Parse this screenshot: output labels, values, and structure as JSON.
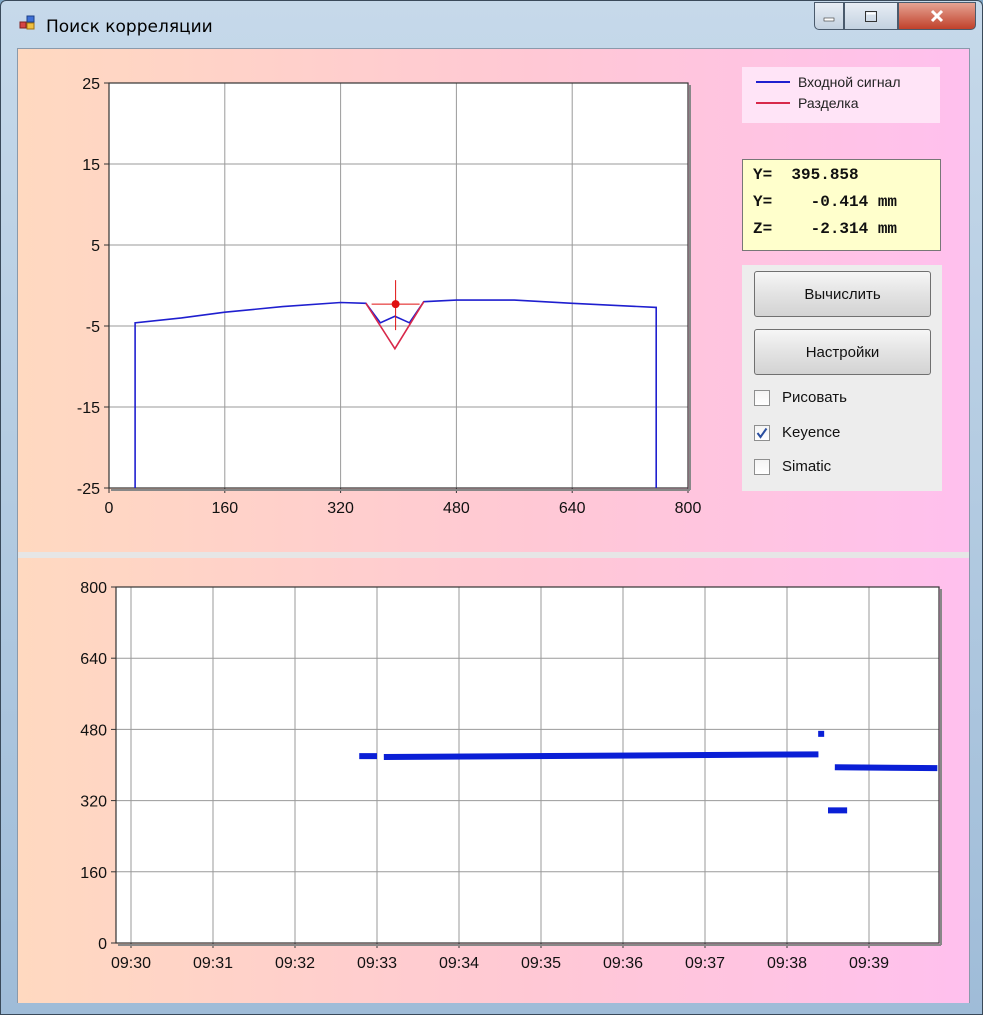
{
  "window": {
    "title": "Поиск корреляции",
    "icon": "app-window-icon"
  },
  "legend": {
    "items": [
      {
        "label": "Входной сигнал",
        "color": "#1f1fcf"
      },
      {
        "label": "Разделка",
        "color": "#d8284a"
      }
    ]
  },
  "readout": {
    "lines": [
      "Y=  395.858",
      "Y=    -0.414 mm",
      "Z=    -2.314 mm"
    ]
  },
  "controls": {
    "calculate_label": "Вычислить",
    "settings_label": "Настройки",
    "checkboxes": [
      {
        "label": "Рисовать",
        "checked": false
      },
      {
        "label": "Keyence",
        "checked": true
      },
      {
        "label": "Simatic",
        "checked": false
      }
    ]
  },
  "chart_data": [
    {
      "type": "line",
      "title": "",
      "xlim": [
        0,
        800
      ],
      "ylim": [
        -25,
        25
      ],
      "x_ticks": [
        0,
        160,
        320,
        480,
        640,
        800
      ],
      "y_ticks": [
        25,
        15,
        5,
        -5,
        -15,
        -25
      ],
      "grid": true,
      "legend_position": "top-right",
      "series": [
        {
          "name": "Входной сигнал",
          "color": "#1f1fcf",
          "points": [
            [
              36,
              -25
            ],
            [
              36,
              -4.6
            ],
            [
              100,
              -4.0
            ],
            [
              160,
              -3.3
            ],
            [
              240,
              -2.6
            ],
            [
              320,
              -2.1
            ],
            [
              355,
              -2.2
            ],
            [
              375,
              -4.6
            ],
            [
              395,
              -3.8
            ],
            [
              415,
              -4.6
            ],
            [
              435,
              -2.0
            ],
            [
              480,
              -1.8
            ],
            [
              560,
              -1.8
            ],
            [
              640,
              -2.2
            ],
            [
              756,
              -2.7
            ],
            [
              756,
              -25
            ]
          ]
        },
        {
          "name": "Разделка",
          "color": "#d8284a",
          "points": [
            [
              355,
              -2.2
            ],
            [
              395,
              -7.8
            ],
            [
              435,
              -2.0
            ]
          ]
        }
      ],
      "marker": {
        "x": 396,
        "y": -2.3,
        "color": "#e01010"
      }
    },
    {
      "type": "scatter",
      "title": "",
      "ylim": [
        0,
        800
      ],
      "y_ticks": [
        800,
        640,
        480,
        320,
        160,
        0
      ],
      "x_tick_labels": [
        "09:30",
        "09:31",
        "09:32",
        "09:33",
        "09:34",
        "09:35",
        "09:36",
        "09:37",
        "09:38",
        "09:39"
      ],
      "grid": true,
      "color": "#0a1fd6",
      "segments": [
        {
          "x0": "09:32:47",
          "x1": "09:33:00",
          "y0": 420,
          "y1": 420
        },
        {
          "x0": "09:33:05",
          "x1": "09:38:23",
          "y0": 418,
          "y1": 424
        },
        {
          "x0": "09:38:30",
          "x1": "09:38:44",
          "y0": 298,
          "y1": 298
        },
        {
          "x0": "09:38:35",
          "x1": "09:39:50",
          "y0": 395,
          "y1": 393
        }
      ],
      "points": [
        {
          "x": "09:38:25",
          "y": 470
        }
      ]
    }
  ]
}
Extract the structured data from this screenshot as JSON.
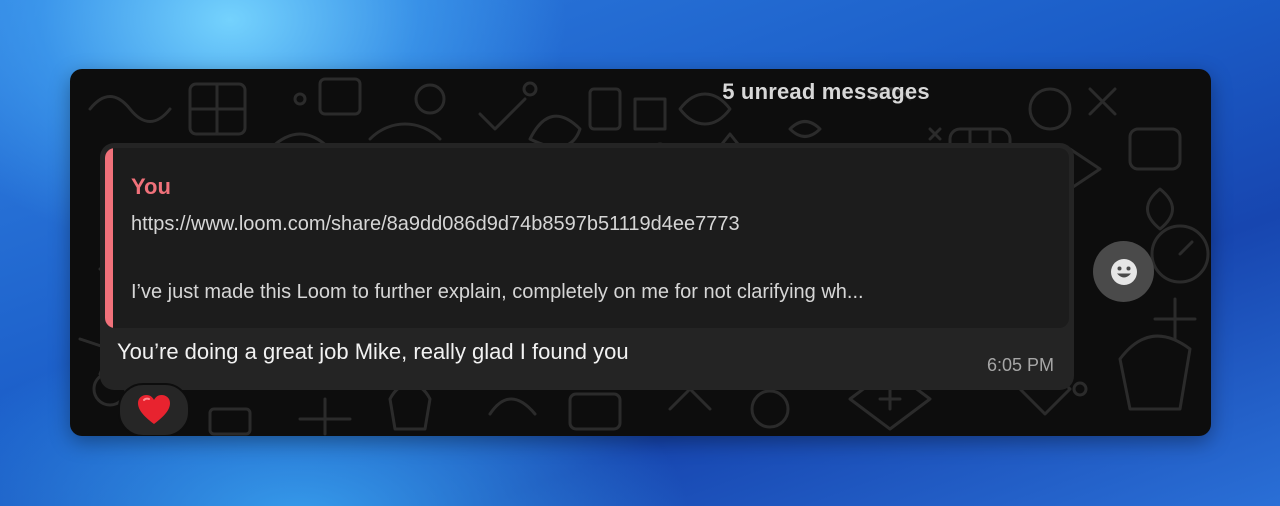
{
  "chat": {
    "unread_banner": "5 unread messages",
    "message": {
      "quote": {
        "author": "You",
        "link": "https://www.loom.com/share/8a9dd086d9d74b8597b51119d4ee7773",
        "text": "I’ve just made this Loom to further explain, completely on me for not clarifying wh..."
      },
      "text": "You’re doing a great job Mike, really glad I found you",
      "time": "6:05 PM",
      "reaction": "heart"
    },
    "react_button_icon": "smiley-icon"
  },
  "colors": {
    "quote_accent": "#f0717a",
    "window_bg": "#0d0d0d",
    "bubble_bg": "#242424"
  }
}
━━━━━━━━━━━━━━━━━━━━━━━━━━━━━━
TASK DETAILS:
Make a list of all lines in the data that contain "сигнал".

RESULT FOR THIS EXERCISE:
        "label": "Входной сигнал",
          "name": "Входной сигнал",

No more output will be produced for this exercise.